**INSTRUCTIONS TO FOLLOW**
Look through the records that follow. Copy every line containing the word "مسعود".

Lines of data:
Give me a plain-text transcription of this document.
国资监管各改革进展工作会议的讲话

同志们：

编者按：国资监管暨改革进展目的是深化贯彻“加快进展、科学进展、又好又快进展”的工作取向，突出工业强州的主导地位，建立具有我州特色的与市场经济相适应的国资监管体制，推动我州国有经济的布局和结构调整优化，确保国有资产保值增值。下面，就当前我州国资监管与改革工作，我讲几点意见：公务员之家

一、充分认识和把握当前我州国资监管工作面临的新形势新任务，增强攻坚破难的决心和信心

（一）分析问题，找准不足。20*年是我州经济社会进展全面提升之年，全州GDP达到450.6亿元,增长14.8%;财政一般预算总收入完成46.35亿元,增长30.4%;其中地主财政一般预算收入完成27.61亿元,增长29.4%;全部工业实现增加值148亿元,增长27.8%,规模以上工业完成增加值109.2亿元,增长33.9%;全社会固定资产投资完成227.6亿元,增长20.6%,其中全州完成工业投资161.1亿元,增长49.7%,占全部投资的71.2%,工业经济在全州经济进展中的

--

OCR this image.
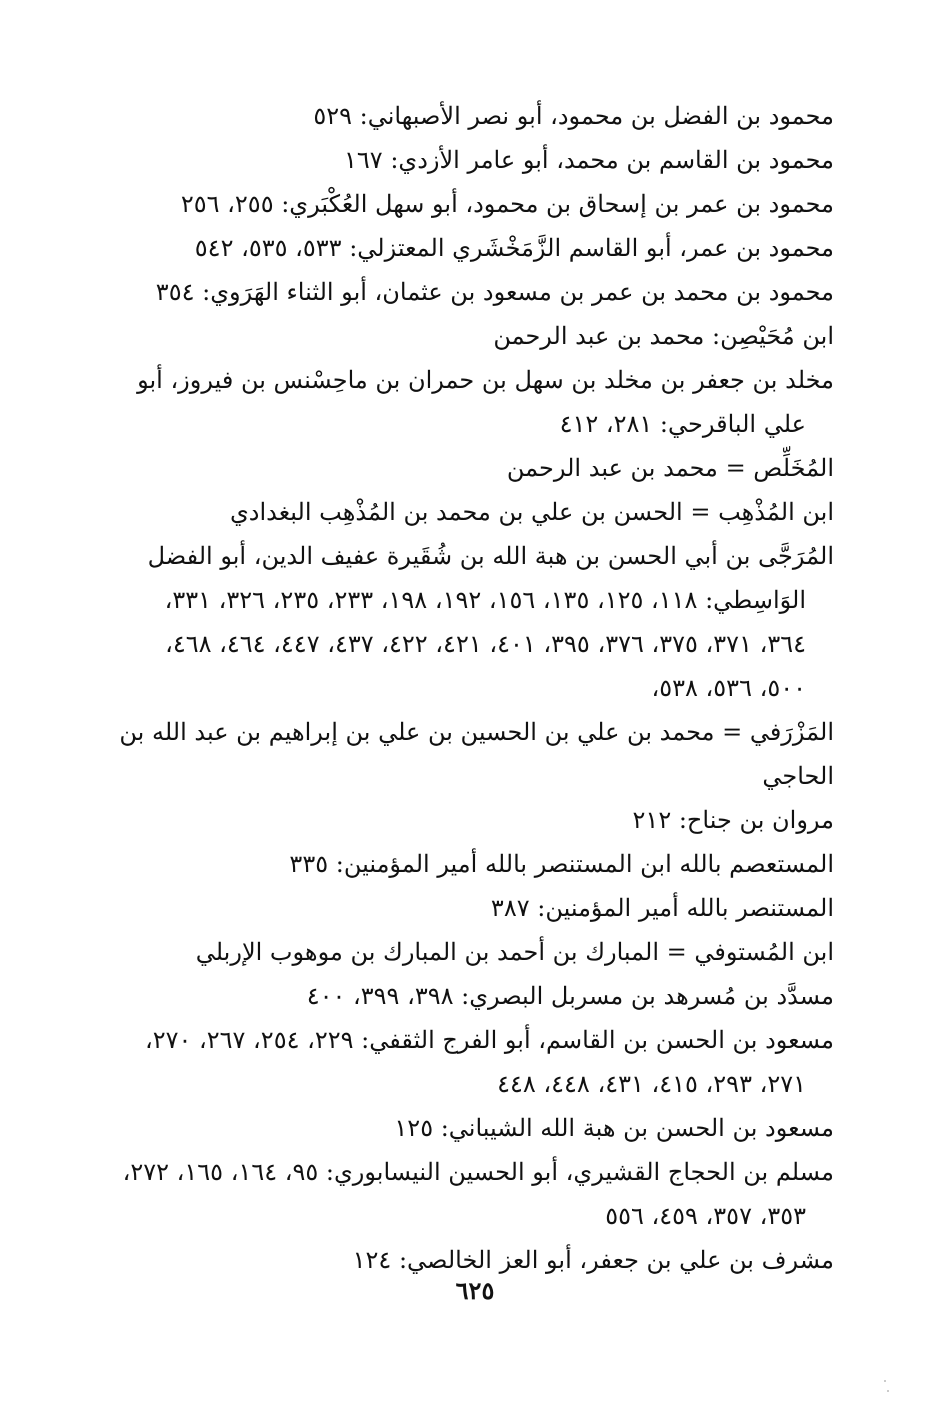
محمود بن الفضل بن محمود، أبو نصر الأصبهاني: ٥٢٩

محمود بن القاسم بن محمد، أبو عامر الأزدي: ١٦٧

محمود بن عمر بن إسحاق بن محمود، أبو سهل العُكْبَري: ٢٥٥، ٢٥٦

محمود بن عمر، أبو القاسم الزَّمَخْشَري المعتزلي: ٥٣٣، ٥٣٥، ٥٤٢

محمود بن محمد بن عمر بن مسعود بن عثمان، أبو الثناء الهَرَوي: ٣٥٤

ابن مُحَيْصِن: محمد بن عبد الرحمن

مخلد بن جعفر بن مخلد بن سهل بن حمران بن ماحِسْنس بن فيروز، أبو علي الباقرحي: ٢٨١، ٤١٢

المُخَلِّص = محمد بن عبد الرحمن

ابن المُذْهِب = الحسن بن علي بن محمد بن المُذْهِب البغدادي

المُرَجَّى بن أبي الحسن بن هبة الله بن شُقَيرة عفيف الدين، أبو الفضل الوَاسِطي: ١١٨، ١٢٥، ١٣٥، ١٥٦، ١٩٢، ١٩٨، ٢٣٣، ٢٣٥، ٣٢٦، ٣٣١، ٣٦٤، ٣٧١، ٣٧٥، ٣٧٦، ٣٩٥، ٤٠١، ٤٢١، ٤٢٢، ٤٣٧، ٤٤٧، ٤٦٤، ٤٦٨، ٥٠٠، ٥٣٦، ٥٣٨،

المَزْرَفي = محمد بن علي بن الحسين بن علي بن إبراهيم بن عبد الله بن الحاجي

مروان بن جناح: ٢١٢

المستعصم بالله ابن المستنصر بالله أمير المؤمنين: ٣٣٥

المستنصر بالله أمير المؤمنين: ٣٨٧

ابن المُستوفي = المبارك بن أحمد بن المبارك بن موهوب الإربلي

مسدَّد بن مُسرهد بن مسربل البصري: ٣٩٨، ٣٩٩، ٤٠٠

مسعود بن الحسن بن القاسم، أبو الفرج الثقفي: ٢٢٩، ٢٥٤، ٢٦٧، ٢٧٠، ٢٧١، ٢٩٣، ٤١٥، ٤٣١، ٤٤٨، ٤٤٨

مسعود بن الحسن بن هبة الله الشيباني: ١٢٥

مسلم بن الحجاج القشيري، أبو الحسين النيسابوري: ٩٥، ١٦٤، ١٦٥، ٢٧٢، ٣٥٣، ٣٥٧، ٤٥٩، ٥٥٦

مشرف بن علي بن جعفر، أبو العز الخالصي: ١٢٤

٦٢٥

**WORKED ANSWER**
محمود بن محمد بن عمر بن مسعود بن عثمان، أبو الثناء الهَرَوي: ٣٥٤
مسعود بن الحسن بن القاسم، أبو الفرج الثقفي: ٢٢٩، ٢٥٤، ٢٦٧، ٢٧٠، ٢٧١، ٢٩٣، ٤١٥، ٤٣١، ٤٤٨، ٤٤٨
مسعود بن الحسن بن هبة الله الشيباني: ١٢٥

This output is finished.